— INSTRUCTION —
Wherever the word "선물옵션" appears in the entries, copy the whole line.
═════ EXTRACTED DATA ═════
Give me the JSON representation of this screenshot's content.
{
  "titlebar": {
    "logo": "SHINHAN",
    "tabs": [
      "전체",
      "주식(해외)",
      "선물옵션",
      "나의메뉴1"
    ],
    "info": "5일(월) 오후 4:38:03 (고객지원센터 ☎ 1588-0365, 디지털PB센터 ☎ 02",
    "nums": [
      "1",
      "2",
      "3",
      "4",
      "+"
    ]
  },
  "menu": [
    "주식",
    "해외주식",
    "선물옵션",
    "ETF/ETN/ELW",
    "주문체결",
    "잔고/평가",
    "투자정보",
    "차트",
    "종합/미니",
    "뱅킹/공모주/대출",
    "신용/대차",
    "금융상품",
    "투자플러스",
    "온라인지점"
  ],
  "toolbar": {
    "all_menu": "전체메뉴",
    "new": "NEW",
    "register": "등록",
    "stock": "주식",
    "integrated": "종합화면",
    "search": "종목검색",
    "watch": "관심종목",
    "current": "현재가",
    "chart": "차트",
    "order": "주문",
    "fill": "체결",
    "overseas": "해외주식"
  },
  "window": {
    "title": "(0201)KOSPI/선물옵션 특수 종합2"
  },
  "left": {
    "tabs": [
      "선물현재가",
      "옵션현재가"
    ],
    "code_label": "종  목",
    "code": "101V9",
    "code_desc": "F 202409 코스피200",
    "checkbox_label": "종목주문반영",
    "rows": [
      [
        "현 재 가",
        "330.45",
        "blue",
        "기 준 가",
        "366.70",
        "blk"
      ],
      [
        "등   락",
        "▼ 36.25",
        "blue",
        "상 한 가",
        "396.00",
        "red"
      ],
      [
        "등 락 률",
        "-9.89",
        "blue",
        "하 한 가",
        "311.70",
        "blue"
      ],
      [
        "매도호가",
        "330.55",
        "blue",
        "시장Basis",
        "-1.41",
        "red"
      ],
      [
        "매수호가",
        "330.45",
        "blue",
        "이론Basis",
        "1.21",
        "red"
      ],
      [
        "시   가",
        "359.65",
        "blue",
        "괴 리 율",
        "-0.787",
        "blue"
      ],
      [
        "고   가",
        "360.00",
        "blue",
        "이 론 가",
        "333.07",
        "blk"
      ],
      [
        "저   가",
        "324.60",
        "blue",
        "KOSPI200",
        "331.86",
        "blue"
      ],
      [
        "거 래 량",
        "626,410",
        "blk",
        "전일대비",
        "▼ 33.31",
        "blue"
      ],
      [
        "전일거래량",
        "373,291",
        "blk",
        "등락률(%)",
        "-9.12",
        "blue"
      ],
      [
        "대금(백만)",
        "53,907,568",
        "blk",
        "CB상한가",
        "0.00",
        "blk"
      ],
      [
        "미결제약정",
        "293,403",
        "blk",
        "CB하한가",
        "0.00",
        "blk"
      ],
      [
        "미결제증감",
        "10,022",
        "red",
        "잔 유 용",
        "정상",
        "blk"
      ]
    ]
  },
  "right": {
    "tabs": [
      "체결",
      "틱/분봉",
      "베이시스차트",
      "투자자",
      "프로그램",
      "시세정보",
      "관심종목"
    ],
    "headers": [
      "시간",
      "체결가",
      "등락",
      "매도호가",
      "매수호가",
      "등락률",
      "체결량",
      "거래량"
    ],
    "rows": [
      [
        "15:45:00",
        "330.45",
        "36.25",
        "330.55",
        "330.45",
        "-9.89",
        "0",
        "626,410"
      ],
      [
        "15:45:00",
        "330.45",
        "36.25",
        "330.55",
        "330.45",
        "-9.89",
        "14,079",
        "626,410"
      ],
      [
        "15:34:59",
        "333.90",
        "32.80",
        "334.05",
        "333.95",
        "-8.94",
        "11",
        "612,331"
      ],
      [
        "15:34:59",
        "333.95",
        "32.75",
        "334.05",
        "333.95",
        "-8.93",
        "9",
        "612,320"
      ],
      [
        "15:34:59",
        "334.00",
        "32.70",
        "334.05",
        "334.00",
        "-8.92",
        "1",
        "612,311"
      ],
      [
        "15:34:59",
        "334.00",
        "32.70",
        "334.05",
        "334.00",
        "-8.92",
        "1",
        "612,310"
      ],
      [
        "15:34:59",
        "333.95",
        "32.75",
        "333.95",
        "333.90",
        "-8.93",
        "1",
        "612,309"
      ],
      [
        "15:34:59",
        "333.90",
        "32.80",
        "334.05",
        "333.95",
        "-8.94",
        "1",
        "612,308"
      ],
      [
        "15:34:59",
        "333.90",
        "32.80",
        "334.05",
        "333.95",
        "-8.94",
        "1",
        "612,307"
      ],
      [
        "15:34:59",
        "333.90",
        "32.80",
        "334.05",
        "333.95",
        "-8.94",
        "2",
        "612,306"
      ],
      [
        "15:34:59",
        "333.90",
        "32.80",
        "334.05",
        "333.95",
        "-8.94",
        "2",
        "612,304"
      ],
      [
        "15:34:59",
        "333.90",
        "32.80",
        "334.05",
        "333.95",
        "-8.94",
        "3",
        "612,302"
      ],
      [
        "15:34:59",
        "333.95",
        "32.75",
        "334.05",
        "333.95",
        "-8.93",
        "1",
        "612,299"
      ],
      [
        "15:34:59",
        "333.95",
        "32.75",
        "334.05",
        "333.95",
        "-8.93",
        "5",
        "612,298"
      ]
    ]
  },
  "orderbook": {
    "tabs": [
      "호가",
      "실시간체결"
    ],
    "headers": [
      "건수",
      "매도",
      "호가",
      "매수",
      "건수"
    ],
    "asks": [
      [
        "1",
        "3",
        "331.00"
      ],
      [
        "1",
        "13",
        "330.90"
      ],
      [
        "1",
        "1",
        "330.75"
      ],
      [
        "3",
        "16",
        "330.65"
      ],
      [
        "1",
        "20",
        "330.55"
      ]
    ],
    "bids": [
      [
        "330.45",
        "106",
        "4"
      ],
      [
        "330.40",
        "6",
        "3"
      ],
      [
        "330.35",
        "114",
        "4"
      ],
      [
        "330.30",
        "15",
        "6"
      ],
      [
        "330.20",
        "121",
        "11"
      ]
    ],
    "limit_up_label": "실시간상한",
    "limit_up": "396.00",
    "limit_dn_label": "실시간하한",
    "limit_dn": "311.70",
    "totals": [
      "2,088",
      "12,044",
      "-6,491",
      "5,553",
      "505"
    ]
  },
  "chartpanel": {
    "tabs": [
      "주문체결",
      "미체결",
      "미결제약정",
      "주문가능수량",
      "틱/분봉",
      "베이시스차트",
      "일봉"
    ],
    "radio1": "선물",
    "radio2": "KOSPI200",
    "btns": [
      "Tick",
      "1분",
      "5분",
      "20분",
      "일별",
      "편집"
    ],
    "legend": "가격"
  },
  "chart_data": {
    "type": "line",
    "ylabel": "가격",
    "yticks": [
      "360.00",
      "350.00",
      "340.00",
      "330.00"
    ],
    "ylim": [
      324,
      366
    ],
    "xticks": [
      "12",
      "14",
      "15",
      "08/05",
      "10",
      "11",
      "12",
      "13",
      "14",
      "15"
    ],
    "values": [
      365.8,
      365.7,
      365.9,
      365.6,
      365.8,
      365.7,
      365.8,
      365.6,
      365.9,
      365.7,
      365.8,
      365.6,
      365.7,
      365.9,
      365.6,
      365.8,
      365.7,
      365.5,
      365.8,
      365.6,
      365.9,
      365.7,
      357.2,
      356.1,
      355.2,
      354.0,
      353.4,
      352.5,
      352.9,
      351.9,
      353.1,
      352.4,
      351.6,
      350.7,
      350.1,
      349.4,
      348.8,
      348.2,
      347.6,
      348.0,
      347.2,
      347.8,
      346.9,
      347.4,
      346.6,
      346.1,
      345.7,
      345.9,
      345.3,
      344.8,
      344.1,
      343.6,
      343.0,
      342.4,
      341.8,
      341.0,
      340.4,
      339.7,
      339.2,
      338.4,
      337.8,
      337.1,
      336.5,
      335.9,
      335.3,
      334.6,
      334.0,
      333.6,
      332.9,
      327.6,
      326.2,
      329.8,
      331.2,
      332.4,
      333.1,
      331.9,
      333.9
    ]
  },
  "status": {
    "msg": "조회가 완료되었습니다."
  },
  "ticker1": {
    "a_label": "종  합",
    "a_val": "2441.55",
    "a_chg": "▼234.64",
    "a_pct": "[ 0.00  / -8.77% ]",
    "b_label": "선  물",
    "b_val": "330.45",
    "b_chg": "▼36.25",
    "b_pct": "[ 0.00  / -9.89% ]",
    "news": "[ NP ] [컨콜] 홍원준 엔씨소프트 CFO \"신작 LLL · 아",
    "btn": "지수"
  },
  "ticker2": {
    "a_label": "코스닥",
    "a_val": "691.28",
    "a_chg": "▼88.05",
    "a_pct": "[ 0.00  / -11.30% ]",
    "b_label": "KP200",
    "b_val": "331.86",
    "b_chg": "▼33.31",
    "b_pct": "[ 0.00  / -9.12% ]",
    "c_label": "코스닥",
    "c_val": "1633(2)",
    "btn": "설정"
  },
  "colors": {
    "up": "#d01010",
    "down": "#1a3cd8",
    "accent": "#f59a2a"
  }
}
═════
— CORRECT RESULT —
      "선물옵션",
    "선물옵션",
    "title": "(0201)KOSPI/선물옵션 특수 종합2"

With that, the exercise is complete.